[Figure dataset records]

════════════════════

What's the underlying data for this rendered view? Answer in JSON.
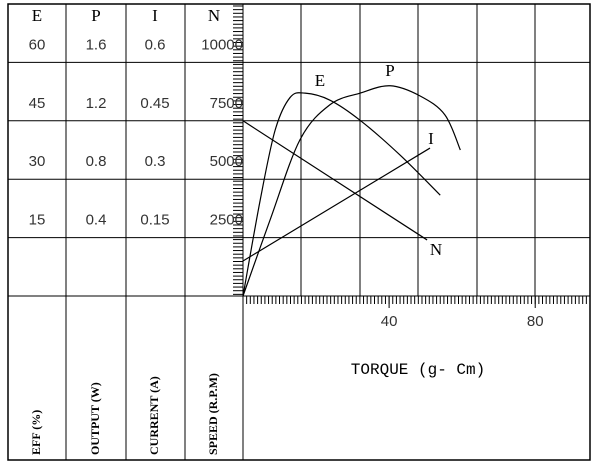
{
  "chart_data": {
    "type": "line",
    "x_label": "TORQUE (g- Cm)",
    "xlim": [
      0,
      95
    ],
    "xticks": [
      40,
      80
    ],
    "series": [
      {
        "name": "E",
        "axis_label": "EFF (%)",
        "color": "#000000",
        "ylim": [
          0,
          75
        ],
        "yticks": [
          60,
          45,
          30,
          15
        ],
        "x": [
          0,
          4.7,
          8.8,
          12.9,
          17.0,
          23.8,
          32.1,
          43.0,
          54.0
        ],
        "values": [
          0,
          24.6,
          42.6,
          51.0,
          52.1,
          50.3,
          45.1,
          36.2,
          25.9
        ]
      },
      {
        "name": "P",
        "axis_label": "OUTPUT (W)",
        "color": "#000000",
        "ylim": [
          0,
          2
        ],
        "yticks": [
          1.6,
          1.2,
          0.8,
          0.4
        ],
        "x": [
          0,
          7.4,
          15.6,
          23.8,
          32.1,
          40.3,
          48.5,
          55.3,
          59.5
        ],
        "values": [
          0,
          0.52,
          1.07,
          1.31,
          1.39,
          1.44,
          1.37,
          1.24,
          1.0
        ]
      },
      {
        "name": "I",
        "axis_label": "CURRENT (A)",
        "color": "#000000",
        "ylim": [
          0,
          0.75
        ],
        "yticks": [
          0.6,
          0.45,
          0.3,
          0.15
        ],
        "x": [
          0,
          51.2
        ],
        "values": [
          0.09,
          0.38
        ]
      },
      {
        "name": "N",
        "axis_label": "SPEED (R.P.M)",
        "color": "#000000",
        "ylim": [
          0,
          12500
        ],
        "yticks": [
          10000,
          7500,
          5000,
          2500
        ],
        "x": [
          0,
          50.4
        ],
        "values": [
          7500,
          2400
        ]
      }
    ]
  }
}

════════════════════

→ Exercise directions: Copy the records above exactly, omitting every picture.

→ Answer to this exercise:
What's the underlying data for this rendered view? Answer in JSON.
{
  "chart_data": {
    "type": "line",
    "x_label": "TORQUE (g- Cm)",
    "xlim": [
      0,
      95
    ],
    "xticks": [
      40,
      80
    ],
    "series": [
      {
        "name": "E",
        "axis_label": "EFF (%)",
        "color": "#000000",
        "ylim": [
          0,
          75
        ],
        "yticks": [
          60,
          45,
          30,
          15
        ],
        "x": [
          0,
          4.7,
          8.8,
          12.9,
          17.0,
          23.8,
          32.1,
          43.0,
          54.0
        ],
        "values": [
          0,
          24.6,
          42.6,
          51.0,
          52.1,
          50.3,
          45.1,
          36.2,
          25.9
        ]
      },
      {
        "name": "P",
        "axis_label": "OUTPUT (W)",
        "color": "#000000",
        "ylim": [
          0,
          2
        ],
        "yticks": [
          1.6,
          1.2,
          0.8,
          0.4
        ],
        "x": [
          0,
          7.4,
          15.6,
          23.8,
          32.1,
          40.3,
          48.5,
          55.3,
          59.5
        ],
        "values": [
          0,
          0.52,
          1.07,
          1.31,
          1.39,
          1.44,
          1.37,
          1.24,
          1.0
        ]
      },
      {
        "name": "I",
        "axis_label": "CURRENT (A)",
        "color": "#000000",
        "ylim": [
          0,
          0.75
        ],
        "yticks": [
          0.6,
          0.45,
          0.3,
          0.15
        ],
        "x": [
          0,
          51.2
        ],
        "values": [
          0.09,
          0.38
        ]
      },
      {
        "name": "N",
        "axis_label": "SPEED (R.P.M)",
        "color": "#000000",
        "ylim": [
          0,
          12500
        ],
        "yticks": [
          10000,
          7500,
          5000,
          2500
        ],
        "x": [
          0,
          50.4
        ],
        "values": [
          7500,
          2400
        ]
      }
    ]
  }
}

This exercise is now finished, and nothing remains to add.